Data excerpts:
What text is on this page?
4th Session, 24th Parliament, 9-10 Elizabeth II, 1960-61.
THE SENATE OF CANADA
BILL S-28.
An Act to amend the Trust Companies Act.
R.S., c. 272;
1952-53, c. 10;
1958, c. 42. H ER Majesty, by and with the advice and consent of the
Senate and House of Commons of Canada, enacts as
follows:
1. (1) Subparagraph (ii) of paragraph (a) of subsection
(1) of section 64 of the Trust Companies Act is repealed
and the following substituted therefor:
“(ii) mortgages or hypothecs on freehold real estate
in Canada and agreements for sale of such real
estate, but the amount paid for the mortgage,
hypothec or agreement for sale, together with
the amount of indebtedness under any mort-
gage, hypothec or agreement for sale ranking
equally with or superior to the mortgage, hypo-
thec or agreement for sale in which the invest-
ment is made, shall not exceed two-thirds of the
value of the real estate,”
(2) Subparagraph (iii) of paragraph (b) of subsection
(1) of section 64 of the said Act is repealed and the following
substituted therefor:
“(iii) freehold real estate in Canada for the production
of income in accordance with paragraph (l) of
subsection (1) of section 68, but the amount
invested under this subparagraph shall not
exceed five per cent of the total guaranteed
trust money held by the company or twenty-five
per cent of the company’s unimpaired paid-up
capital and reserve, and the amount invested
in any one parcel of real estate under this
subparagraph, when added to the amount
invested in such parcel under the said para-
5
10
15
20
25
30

- WHAT TO PRODUCE -
List every line above that contains the word "exceed".

- SOLUTION TO THE PROBLEM -
ment is made, shall not exceed two-thirds of the
exceed five per cent of the total guaranteed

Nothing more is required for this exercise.